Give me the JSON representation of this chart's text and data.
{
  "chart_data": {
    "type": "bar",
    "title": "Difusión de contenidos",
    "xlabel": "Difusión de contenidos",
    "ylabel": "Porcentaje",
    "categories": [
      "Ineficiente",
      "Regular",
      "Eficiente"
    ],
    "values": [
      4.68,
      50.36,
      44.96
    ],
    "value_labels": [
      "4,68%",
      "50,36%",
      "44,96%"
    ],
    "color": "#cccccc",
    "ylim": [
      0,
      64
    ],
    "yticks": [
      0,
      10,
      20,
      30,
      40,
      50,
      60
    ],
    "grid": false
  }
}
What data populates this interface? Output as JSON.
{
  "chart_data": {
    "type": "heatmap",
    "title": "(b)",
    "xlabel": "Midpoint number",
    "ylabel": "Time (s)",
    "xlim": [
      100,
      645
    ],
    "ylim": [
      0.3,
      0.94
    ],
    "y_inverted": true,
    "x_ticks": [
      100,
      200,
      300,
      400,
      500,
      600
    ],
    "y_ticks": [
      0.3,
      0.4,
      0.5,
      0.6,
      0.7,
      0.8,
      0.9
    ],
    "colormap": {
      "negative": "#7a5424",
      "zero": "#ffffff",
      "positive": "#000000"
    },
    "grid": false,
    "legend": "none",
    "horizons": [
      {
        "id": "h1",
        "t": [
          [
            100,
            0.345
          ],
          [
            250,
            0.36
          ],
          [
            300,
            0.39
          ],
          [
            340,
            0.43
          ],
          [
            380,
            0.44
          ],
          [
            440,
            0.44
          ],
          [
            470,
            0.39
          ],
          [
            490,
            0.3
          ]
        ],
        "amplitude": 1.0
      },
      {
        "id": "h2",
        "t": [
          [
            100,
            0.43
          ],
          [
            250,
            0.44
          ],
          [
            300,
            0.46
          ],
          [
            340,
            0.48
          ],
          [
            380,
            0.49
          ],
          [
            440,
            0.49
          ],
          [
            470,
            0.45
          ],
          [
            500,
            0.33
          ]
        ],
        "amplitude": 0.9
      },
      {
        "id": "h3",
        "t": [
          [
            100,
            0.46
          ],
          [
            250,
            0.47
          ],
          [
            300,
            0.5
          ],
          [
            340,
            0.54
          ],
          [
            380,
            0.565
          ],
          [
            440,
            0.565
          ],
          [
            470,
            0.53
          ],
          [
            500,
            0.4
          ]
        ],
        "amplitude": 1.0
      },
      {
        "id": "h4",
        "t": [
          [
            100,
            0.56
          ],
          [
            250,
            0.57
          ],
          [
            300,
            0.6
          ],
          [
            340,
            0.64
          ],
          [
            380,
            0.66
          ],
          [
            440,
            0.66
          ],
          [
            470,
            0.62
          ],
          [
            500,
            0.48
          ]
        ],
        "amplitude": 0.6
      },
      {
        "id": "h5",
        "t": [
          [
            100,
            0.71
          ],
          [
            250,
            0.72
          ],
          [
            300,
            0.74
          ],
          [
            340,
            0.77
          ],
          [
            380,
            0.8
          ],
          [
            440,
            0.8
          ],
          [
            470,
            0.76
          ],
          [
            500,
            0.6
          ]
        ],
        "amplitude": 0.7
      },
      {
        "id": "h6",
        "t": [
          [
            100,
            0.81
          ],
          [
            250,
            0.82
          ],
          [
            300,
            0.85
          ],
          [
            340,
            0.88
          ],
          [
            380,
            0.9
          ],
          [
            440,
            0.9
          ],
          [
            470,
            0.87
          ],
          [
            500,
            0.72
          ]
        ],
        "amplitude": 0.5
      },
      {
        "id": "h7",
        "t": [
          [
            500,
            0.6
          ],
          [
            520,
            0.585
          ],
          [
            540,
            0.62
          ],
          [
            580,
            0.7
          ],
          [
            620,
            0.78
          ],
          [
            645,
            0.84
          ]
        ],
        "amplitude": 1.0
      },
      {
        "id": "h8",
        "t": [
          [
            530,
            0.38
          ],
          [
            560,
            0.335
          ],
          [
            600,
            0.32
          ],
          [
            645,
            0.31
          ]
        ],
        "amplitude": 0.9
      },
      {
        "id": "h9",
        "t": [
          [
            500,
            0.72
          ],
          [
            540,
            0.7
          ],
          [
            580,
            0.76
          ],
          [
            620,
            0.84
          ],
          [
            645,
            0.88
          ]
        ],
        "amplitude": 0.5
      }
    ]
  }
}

——

Which lines hold the word "xlabel"? Return all of them from the records above.

    "xlabel": "Difusión de contenidos",
    "xlabel": "Midpoint number",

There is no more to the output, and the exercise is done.